[Given exercise]: Determine how many lines in these records hold "noon". Only the number is wanted.

[Data entries]:
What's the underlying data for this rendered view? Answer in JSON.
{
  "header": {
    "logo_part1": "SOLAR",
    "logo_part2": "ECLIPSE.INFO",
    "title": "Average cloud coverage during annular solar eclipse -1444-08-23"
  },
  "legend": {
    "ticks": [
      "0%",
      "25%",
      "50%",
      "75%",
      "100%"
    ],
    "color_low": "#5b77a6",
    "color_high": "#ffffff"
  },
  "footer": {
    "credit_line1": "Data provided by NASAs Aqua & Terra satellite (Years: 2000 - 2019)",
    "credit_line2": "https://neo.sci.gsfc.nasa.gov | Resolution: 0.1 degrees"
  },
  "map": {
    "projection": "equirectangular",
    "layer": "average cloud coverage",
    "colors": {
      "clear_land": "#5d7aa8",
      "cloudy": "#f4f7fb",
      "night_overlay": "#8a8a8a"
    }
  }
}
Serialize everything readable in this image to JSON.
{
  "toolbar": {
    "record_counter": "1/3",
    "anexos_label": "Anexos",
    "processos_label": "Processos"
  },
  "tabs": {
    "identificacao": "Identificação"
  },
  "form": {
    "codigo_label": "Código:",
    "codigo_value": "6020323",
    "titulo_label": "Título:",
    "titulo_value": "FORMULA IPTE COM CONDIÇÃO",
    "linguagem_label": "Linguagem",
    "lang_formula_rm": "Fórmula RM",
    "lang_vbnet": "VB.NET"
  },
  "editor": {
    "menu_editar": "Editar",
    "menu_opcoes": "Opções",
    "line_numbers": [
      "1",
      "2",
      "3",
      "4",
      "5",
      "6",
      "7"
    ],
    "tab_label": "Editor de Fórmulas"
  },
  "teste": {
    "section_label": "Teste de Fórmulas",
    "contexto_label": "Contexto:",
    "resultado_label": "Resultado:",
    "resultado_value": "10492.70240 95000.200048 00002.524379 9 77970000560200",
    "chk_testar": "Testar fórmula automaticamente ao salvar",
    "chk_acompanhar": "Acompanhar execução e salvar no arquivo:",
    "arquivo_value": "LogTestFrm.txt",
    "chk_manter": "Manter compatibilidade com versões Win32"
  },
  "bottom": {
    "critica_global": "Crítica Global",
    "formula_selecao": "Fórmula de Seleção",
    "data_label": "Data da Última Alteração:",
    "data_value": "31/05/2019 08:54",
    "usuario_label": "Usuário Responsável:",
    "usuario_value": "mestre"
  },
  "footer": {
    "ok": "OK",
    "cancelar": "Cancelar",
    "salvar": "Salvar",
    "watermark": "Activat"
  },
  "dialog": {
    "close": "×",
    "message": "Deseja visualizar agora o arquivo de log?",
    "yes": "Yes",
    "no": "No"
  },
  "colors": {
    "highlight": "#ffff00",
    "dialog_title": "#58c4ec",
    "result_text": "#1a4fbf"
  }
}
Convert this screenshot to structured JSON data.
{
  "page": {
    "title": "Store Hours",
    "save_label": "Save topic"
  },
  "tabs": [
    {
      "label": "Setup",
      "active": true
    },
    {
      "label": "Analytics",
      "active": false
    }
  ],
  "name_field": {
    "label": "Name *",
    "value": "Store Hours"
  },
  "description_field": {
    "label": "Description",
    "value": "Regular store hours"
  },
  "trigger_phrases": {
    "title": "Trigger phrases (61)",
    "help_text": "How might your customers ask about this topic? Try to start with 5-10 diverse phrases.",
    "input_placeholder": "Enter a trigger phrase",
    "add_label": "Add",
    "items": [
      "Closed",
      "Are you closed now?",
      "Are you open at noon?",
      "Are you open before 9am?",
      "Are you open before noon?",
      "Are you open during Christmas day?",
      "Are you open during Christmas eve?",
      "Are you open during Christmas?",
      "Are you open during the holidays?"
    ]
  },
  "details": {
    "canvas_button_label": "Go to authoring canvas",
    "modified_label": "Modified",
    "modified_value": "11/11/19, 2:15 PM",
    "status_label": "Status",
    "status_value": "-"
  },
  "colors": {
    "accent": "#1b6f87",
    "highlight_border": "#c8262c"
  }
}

[Worked solution]: 2